--- START OF Listing ---

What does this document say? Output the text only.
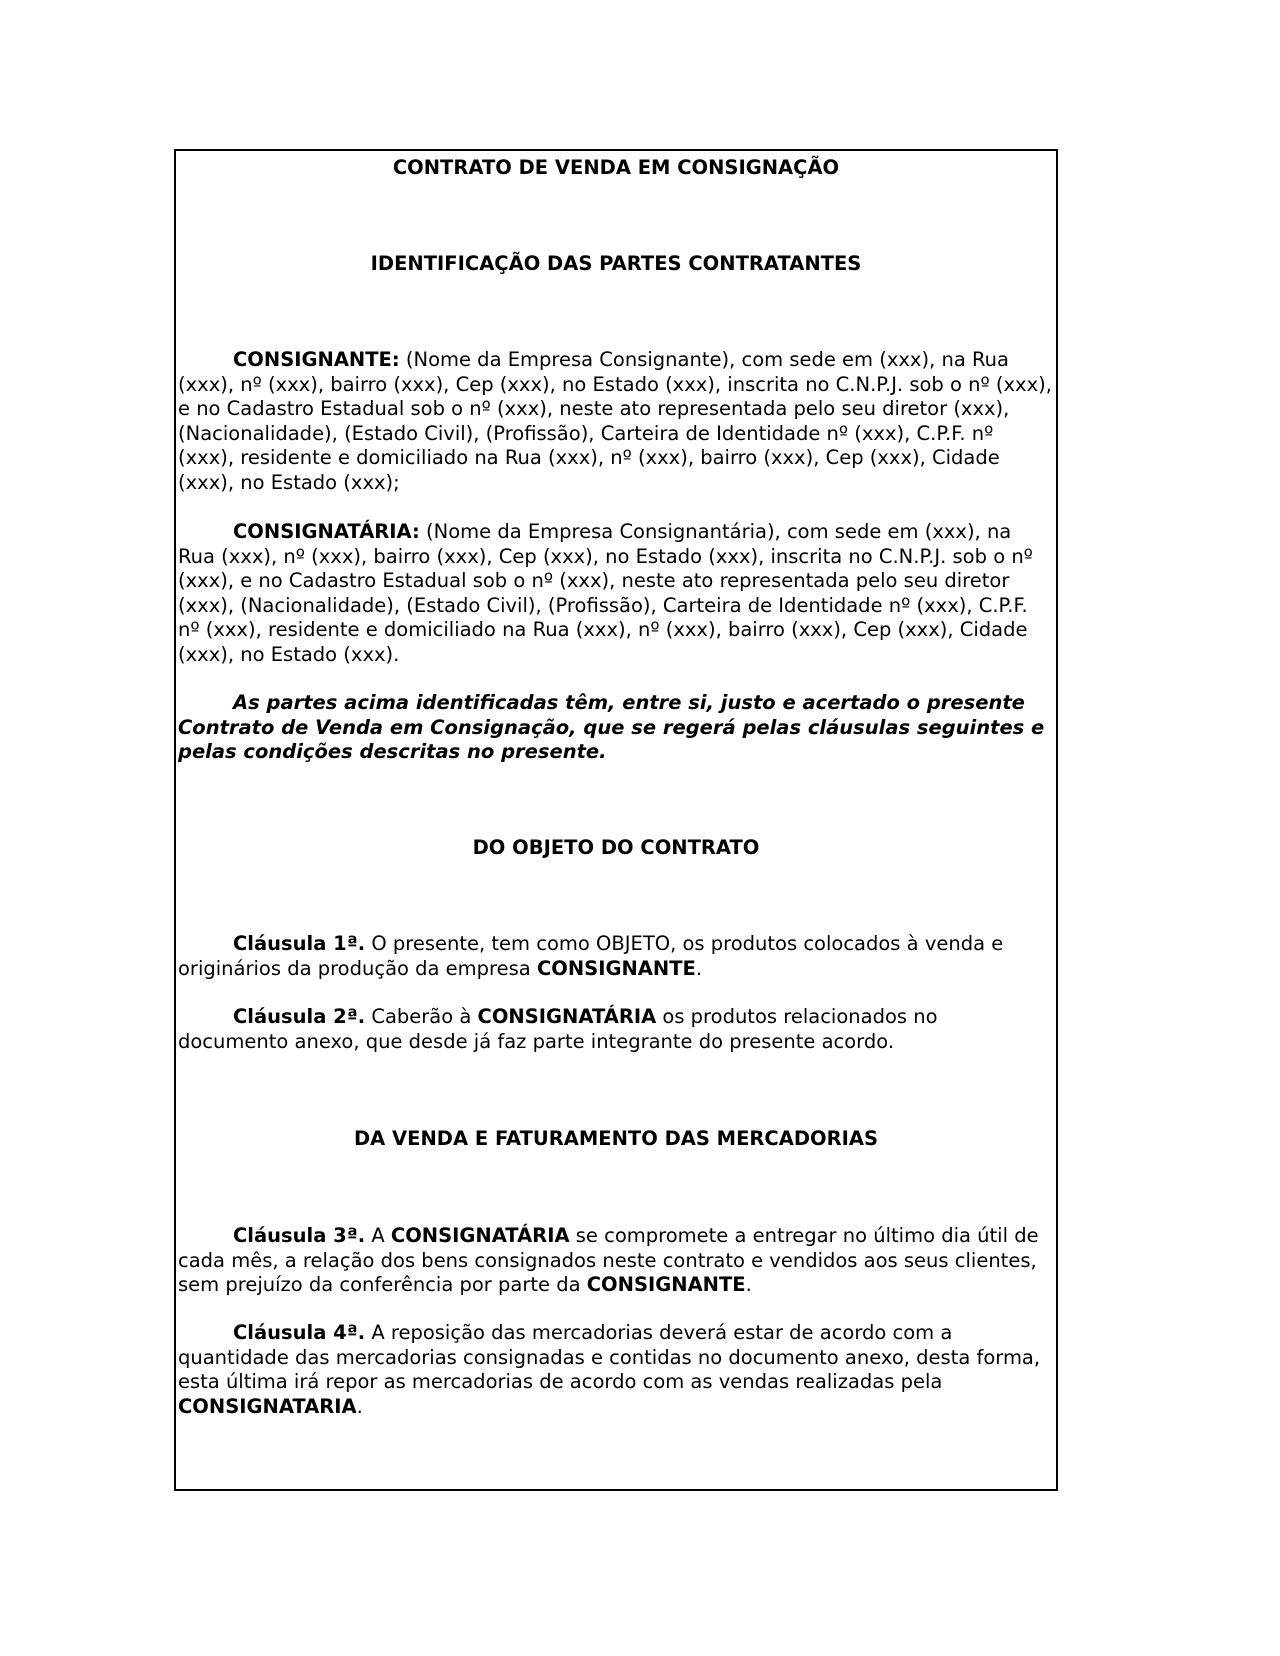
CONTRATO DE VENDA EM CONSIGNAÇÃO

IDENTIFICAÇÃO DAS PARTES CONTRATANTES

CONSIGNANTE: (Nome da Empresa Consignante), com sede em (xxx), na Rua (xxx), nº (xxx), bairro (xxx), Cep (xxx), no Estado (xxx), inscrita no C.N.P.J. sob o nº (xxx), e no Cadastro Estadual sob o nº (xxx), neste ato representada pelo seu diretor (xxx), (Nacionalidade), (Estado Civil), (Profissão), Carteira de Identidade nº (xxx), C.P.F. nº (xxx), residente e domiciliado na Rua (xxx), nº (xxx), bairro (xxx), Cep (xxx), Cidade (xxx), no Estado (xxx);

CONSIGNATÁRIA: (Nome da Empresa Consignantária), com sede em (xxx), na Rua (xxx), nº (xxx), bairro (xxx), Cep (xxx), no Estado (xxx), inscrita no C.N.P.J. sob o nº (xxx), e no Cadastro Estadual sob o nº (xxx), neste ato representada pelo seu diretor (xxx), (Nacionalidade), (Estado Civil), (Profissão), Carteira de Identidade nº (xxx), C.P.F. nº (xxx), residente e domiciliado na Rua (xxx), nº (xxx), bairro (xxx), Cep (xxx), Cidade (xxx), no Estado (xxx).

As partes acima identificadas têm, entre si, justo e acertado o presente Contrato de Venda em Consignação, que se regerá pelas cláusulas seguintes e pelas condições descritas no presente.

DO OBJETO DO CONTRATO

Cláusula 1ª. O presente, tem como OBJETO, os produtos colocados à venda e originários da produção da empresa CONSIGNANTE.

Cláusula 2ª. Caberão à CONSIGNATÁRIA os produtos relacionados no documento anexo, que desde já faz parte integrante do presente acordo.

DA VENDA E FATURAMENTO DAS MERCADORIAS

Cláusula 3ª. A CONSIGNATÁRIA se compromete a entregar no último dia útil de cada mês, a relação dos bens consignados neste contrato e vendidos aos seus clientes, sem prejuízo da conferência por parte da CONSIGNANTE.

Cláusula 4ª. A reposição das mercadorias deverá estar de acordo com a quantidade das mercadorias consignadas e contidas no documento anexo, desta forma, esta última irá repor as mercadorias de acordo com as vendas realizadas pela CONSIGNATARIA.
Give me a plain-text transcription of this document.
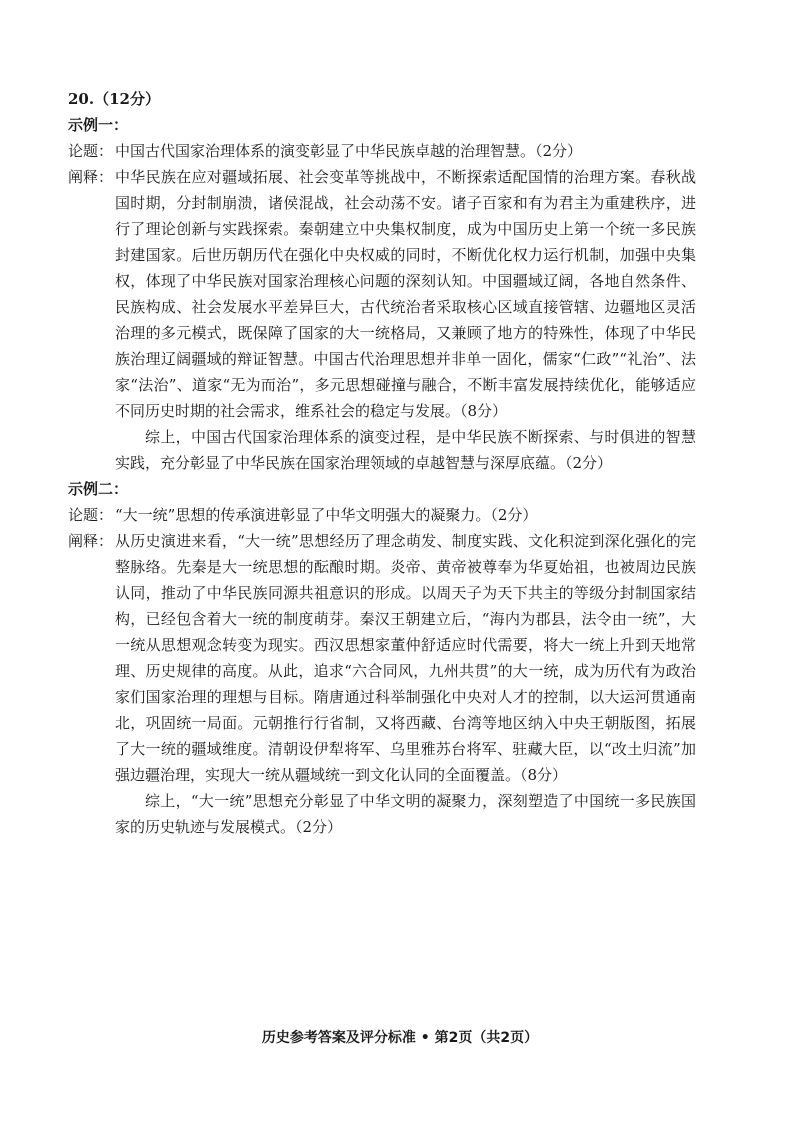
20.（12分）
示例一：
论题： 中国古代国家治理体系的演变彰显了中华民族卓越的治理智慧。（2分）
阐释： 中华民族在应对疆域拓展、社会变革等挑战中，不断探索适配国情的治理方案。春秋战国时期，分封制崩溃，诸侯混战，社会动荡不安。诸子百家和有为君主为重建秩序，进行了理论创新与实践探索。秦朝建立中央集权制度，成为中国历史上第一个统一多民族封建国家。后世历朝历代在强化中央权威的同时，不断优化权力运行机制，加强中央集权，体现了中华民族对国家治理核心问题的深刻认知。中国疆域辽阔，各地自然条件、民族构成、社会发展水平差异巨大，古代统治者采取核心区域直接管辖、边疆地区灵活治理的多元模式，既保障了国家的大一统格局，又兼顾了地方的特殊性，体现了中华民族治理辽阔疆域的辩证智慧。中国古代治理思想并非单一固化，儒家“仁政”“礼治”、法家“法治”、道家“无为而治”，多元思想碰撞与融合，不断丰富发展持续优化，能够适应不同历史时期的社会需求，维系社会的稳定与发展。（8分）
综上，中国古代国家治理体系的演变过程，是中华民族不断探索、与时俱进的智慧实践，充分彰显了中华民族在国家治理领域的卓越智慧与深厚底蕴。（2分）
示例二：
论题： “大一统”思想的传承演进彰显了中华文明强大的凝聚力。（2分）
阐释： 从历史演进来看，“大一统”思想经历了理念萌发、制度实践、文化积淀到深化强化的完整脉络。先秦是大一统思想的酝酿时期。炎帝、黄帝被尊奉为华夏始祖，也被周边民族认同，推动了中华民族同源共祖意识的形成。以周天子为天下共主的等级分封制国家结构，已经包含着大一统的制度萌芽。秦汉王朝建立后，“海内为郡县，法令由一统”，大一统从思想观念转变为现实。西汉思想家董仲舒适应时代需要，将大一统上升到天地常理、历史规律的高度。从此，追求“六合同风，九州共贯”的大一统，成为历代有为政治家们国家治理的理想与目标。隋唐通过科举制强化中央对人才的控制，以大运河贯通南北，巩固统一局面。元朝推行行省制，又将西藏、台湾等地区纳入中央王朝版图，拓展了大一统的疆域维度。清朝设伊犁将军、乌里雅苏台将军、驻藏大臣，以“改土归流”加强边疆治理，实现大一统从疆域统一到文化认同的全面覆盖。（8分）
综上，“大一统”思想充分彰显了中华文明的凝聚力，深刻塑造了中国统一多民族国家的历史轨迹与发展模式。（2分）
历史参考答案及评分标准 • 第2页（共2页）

--- END OF Listing ---

-- Exercise details --
Copy every entry word for word, but omit the pictures.

-- Exercise answer --
What does this document say? Output the text only.
CONTRATO DE VENDA EM CONSIGNAÇÃO

IDENTIFICAÇÃO DAS PARTES CONTRATANTES

CONSIGNANTE: (Nome da Empresa Consignante), com sede em (xxx), na Rua (xxx), nº (xxx), bairro (xxx), Cep (xxx), no Estado (xxx), inscrita no C.N.P.J. sob o nº (xxx), e no Cadastro Estadual sob o nº (xxx), neste ato representada pelo seu diretor (xxx), (Nacionalidade), (Estado Civil), (Profissão), Carteira de Identidade nº (xxx), C.P.F. nº (xxx), residente e domiciliado na Rua (xxx), nº (xxx), bairro (xxx), Cep (xxx), Cidade (xxx), no Estado (xxx);

CONSIGNATÁRIA: (Nome da Empresa Consignantária), com sede em (xxx), na Rua (xxx), nº (xxx), bairro (xxx), Cep (xxx), no Estado (xxx), inscrita no C.N.P.J. sob o nº (xxx), e no Cadastro Estadual sob o nº (xxx), neste ato representada pelo seu diretor (xxx), (Nacionalidade), (Estado Civil), (Profissão), Carteira de Identidade nº (xxx), C.P.F. nº (xxx), residente e domiciliado na Rua (xxx), nº (xxx), bairro (xxx), Cep (xxx), Cidade (xxx), no Estado (xxx).

As partes acima identificadas têm, entre si, justo e acertado o presente Contrato de Venda em Consignação, que se regerá pelas cláusulas seguintes e pelas condições descritas no presente.

DO OBJETO DO CONTRATO

Cláusula 1ª. O presente, tem como OBJETO, os produtos colocados à venda e originários da produção da empresa CONSIGNANTE.

Cláusula 2ª. Caberão à CONSIGNATÁRIA os produtos relacionados no documento anexo, que desde já faz parte integrante do presente acordo.

DA VENDA E FATURAMENTO DAS MERCADORIAS

Cláusula 3ª. A CONSIGNATÁRIA se compromete a entregar no último dia útil de cada mês, a relação dos bens consignados neste contrato e vendidos aos seus clientes, sem prejuízo da conferência por parte da CONSIGNANTE.

Cláusula 4ª. A reposição das mercadorias deverá estar de acordo com a quantidade das mercadorias consignadas e contidas no documento anexo, desta forma, esta última irá repor as mercadorias de acordo com as vendas realizadas pela CONSIGNATARIA.
Give me a plain-text transcription of this document.
20.（12分）
示例一：
论题： 中国古代国家治理体系的演变彰显了中华民族卓越的治理智慧。（2分）
阐释： 中华民族在应对疆域拓展、社会变革等挑战中，不断探索适配国情的治理方案。春秋战国时期，分封制崩溃，诸侯混战，社会动荡不安。诸子百家和有为君主为重建秩序，进行了理论创新与实践探索。秦朝建立中央集权制度，成为中国历史上第一个统一多民族封建国家。后世历朝历代在强化中央权威的同时，不断优化权力运行机制，加强中央集权，体现了中华民族对国家治理核心问题的深刻认知。中国疆域辽阔，各地自然条件、民族构成、社会发展水平差异巨大，古代统治者采取核心区域直接管辖、边疆地区灵活治理的多元模式，既保障了国家的大一统格局，又兼顾了地方的特殊性，体现了中华民族治理辽阔疆域的辩证智慧。中国古代治理思想并非单一固化，儒家“仁政”“礼治”、法家“法治”、道家“无为而治”，多元思想碰撞与融合，不断丰富发展持续优化，能够适应不同历史时期的社会需求，维系社会的稳定与发展。（8分）
综上，中国古代国家治理体系的演变过程，是中华民族不断探索、与时俱进的智慧实践，充分彰显了中华民族在国家治理领域的卓越智慧与深厚底蕴。（2分）
示例二：
论题： “大一统”思想的传承演进彰显了中华文明强大的凝聚力。（2分）
阐释： 从历史演进来看，“大一统”思想经历了理念萌发、制度实践、文化积淀到深化强化的完整脉络。先秦是大一统思想的酝酿时期。炎帝、黄帝被尊奉为华夏始祖，也被周边民族认同，推动了中华民族同源共祖意识的形成。以周天子为天下共主的等级分封制国家结构，已经包含着大一统的制度萌芽。秦汉王朝建立后，“海内为郡县，法令由一统”，大一统从思想观念转变为现实。西汉思想家董仲舒适应时代需要，将大一统上升到天地常理、历史规律的高度。从此，追求“六合同风，九州共贯”的大一统，成为历代有为政治家们国家治理的理想与目标。隋唐通过科举制强化中央对人才的控制，以大运河贯通南北，巩固统一局面。元朝推行行省制，又将西藏、台湾等地区纳入中央王朝版图，拓展了大一统的疆域维度。清朝设伊犁将军、乌里雅苏台将军、驻藏大臣，以“改土归流”加强边疆治理，实现大一统从疆域统一到文化认同的全面覆盖。（8分）
综上，“大一统”思想充分彰显了中华文明的凝聚力，深刻塑造了中国统一多民族国家的历史轨迹与发展模式。（2分）
历史参考答案及评分标准 • 第2页（共2页）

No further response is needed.